BEGIN Information supplied

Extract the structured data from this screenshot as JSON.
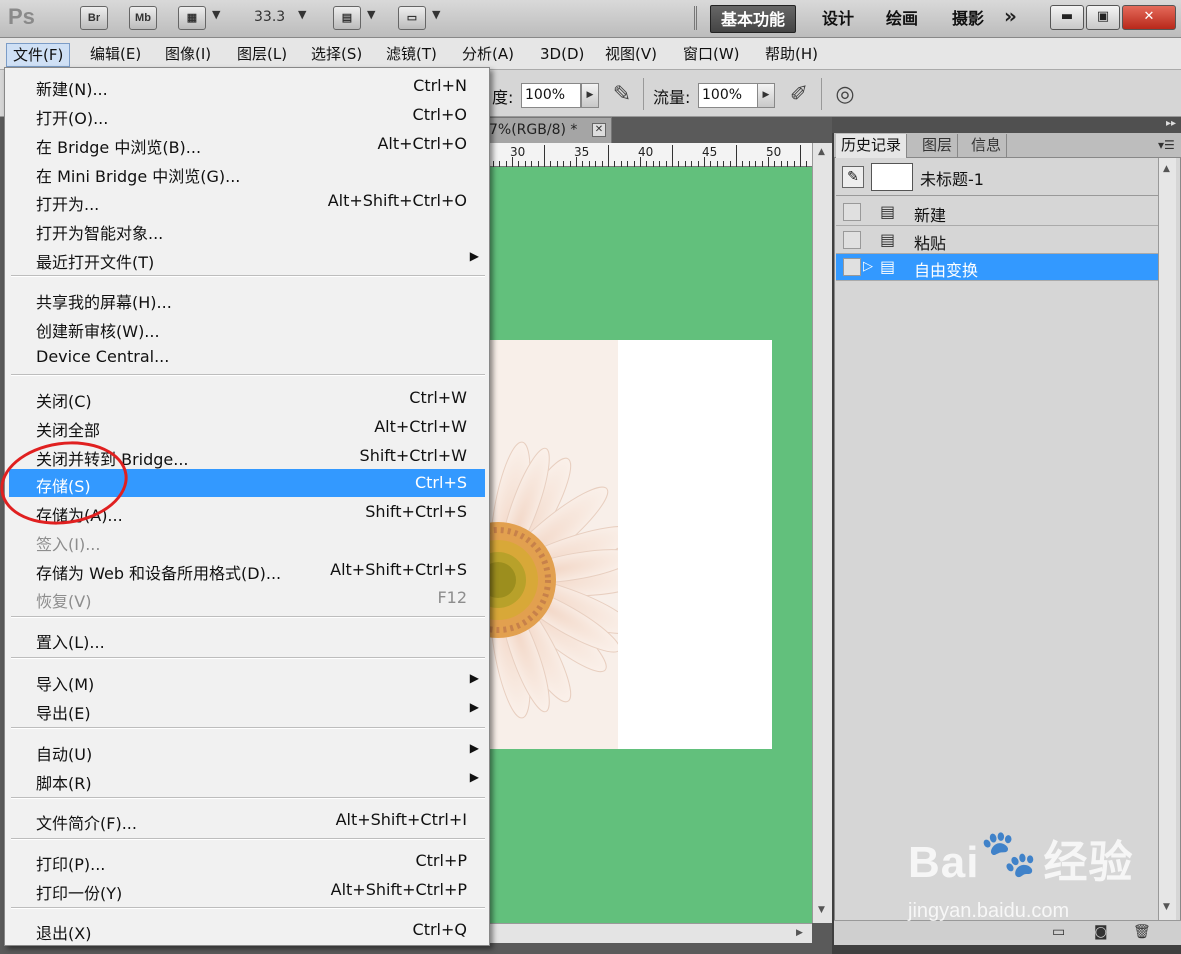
{
  "app": {
    "logo": "Ps",
    "zoom": "33.3",
    "icons": [
      "bridge-icon",
      "mini-bridge-icon",
      "view-extras-icon",
      "arrange-documents-icon",
      "screen-mode-icon"
    ],
    "tb_br": "Br",
    "tb_mb": "Mb"
  },
  "workspaces": {
    "essentials": "基本功能",
    "design": "设计",
    "painting": "绘画",
    "photography": "摄影",
    "more": "»"
  },
  "menubar": [
    "文件(F)",
    "编辑(E)",
    "图像(I)",
    "图层(L)",
    "选择(S)",
    "滤镜(T)",
    "分析(A)",
    "3D(D)",
    "视图(V)",
    "窗口(W)",
    "帮助(H)"
  ],
  "options": {
    "opacity_label": "度:",
    "opacity_value": "100%",
    "flow_label": "流量:",
    "flow_value": "100%"
  },
  "document": {
    "tab_title": "7%(RGB/8) *",
    "ruler_labels": [
      "30",
      "35",
      "40",
      "45",
      "50"
    ],
    "canvas_color": "#62c07c"
  },
  "file_menu": {
    "items": [
      {
        "label": "新建(N)...",
        "shortcut": "Ctrl+N"
      },
      {
        "label": "打开(O)...",
        "shortcut": "Ctrl+O"
      },
      {
        "label": "在 Bridge 中浏览(B)...",
        "shortcut": "Alt+Ctrl+O"
      },
      {
        "label": "在 Mini Bridge 中浏览(G)...",
        "shortcut": ""
      },
      {
        "label": "打开为...",
        "shortcut": "Alt+Shift+Ctrl+O"
      },
      {
        "label": "打开为智能对象...",
        "shortcut": ""
      },
      {
        "label": "最近打开文件(T)",
        "shortcut": ""
      },
      {
        "label": "共享我的屏幕(H)...",
        "shortcut": ""
      },
      {
        "label": "创建新审核(W)...",
        "shortcut": ""
      },
      {
        "label": "Device Central...",
        "shortcut": ""
      },
      {
        "label": "关闭(C)",
        "shortcut": "Ctrl+W"
      },
      {
        "label": "关闭全部",
        "shortcut": "Alt+Ctrl+W"
      },
      {
        "label": "关闭并转到 Bridge...",
        "shortcut": "Shift+Ctrl+W"
      },
      {
        "label": "存储(S)",
        "shortcut": "Ctrl+S"
      },
      {
        "label": "存储为(A)...",
        "shortcut": "Shift+Ctrl+S"
      },
      {
        "label": "签入(I)...",
        "shortcut": ""
      },
      {
        "label": "存储为 Web 和设备所用格式(D)...",
        "shortcut": "Alt+Shift+Ctrl+S"
      },
      {
        "label": "恢复(V)",
        "shortcut": "F12"
      },
      {
        "label": "置入(L)...",
        "shortcut": ""
      },
      {
        "label": "导入(M)",
        "shortcut": ""
      },
      {
        "label": "导出(E)",
        "shortcut": ""
      },
      {
        "label": "自动(U)",
        "shortcut": ""
      },
      {
        "label": "脚本(R)",
        "shortcut": ""
      },
      {
        "label": "文件简介(F)...",
        "shortcut": "Alt+Shift+Ctrl+I"
      },
      {
        "label": "打印(P)...",
        "shortcut": "Ctrl+P"
      },
      {
        "label": "打印一份(Y)",
        "shortcut": "Alt+Shift+Ctrl+P"
      },
      {
        "label": "退出(X)",
        "shortcut": "Ctrl+Q"
      }
    ]
  },
  "history_panel": {
    "tabs": [
      "历史记录",
      "图层",
      "信息"
    ],
    "snapshot": "未标题-1",
    "states": [
      "新建",
      "粘贴",
      "自由变换"
    ],
    "selected_state": "自由变换"
  },
  "watermark": {
    "logo": "Bai",
    "logo_suffix": "经验",
    "url": "jingyan.baidu.com"
  },
  "colors": {
    "highlight": "#3399ff",
    "annotation": "#e02020"
  }
}
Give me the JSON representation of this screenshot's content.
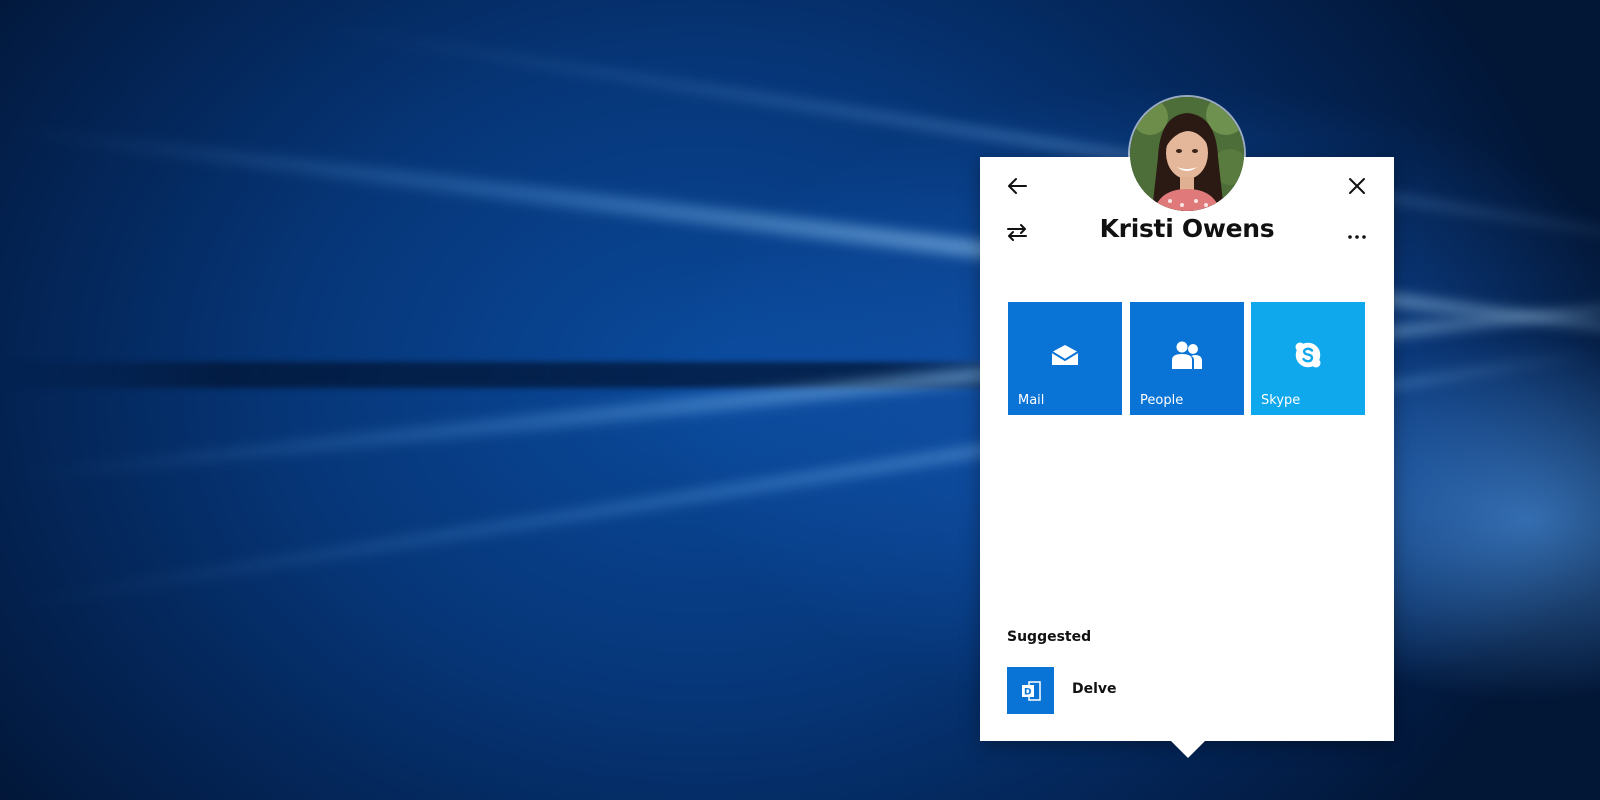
{
  "contact_card": {
    "name": "Kristi Owens",
    "back_icon": "arrow-left-icon",
    "close_icon": "close-icon",
    "switch_icon": "swap-arrows-icon",
    "more_icon": "more-ellipsis-icon",
    "avatar": "profile-photo",
    "tiles": [
      {
        "label": "Mail",
        "icon": "mail-envelope-icon",
        "color": "#0a74d6"
      },
      {
        "label": "People",
        "icon": "people-icon",
        "color": "#0a74d6"
      },
      {
        "label": "Skype",
        "icon": "skype-icon",
        "color": "#10a8ec"
      }
    ],
    "suggested": {
      "heading": "Suggested",
      "items": [
        {
          "label": "Delve",
          "icon": "delve-icon",
          "color": "#0a74d6"
        }
      ]
    }
  },
  "colors": {
    "desktop_background": "#063678",
    "card_background": "#ffffff",
    "text": "#111111"
  }
}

END Information supplied

● Exercise goal: Copy each line exactly, and leave the pictures out of your copy.

● Solution to this task:
Extract the structured data from this screenshot as JSON.
{
  "app": {
    "logo": "Ps",
    "zoom": "33.3",
    "icons": [
      "bridge-icon",
      "mini-bridge-icon",
      "view-extras-icon",
      "arrange-documents-icon",
      "screen-mode-icon"
    ],
    "tb_br": "Br",
    "tb_mb": "Mb"
  },
  "workspaces": {
    "essentials": "基本功能",
    "design": "设计",
    "painting": "绘画",
    "photography": "摄影",
    "more": "»"
  },
  "menubar": [
    "文件(F)",
    "编辑(E)",
    "图像(I)",
    "图层(L)",
    "选择(S)",
    "滤镜(T)",
    "分析(A)",
    "3D(D)",
    "视图(V)",
    "窗口(W)",
    "帮助(H)"
  ],
  "options": {
    "opacity_label": "度:",
    "opacity_value": "100%",
    "flow_label": "流量:",
    "flow_value": "100%"
  },
  "document": {
    "tab_title": "7%(RGB/8) *",
    "ruler_labels": [
      "30",
      "35",
      "40",
      "45",
      "50"
    ],
    "canvas_color": "#62c07c"
  },
  "file_menu": {
    "items": [
      {
        "label": "新建(N)...",
        "shortcut": "Ctrl+N"
      },
      {
        "label": "打开(O)...",
        "shortcut": "Ctrl+O"
      },
      {
        "label": "在 Bridge 中浏览(B)...",
        "shortcut": "Alt+Ctrl+O"
      },
      {
        "label": "在 Mini Bridge 中浏览(G)...",
        "shortcut": ""
      },
      {
        "label": "打开为...",
        "shortcut": "Alt+Shift+Ctrl+O"
      },
      {
        "label": "打开为智能对象...",
        "shortcut": ""
      },
      {
        "label": "最近打开文件(T)",
        "shortcut": ""
      },
      {
        "label": "共享我的屏幕(H)...",
        "shortcut": ""
      },
      {
        "label": "创建新审核(W)...",
        "shortcut": ""
      },
      {
        "label": "Device Central...",
        "shortcut": ""
      },
      {
        "label": "关闭(C)",
        "shortcut": "Ctrl+W"
      },
      {
        "label": "关闭全部",
        "shortcut": "Alt+Ctrl+W"
      },
      {
        "label": "关闭并转到 Bridge...",
        "shortcut": "Shift+Ctrl+W"
      },
      {
        "label": "存储(S)",
        "shortcut": "Ctrl+S"
      },
      {
        "label": "存储为(A)...",
        "shortcut": "Shift+Ctrl+S"
      },
      {
        "label": "签入(I)...",
        "shortcut": ""
      },
      {
        "label": "存储为 Web 和设备所用格式(D)...",
        "shortcut": "Alt+Shift+Ctrl+S"
      },
      {
        "label": "恢复(V)",
        "shortcut": "F12"
      },
      {
        "label": "置入(L)...",
        "shortcut": ""
      },
      {
        "label": "导入(M)",
        "shortcut": ""
      },
      {
        "label": "导出(E)",
        "shortcut": ""
      },
      {
        "label": "自动(U)",
        "shortcut": ""
      },
      {
        "label": "脚本(R)",
        "shortcut": ""
      },
      {
        "label": "文件简介(F)...",
        "shortcut": "Alt+Shift+Ctrl+I"
      },
      {
        "label": "打印(P)...",
        "shortcut": "Ctrl+P"
      },
      {
        "label": "打印一份(Y)",
        "shortcut": "Alt+Shift+Ctrl+P"
      },
      {
        "label": "退出(X)",
        "shortcut": "Ctrl+Q"
      }
    ]
  },
  "history_panel": {
    "tabs": [
      "历史记录",
      "图层",
      "信息"
    ],
    "snapshot": "未标题-1",
    "states": [
      "新建",
      "粘贴",
      "自由变换"
    ],
    "selected_state": "自由变换"
  },
  "watermark": {
    "logo": "Bai",
    "logo_suffix": "经验",
    "url": "jingyan.baidu.com"
  },
  "colors": {
    "highlight": "#3399ff",
    "annotation": "#e02020"
  }
}
Give me the JSON representation of this screenshot's content.
{
  "contact_card": {
    "name": "Kristi Owens",
    "back_icon": "arrow-left-icon",
    "close_icon": "close-icon",
    "switch_icon": "swap-arrows-icon",
    "more_icon": "more-ellipsis-icon",
    "avatar": "profile-photo",
    "tiles": [
      {
        "label": "Mail",
        "icon": "mail-envelope-icon",
        "color": "#0a74d6"
      },
      {
        "label": "People",
        "icon": "people-icon",
        "color": "#0a74d6"
      },
      {
        "label": "Skype",
        "icon": "skype-icon",
        "color": "#10a8ec"
      }
    ],
    "suggested": {
      "heading": "Suggested",
      "items": [
        {
          "label": "Delve",
          "icon": "delve-icon",
          "color": "#0a74d6"
        }
      ]
    }
  },
  "colors": {
    "desktop_background": "#063678",
    "card_background": "#ffffff",
    "text": "#111111"
  }
}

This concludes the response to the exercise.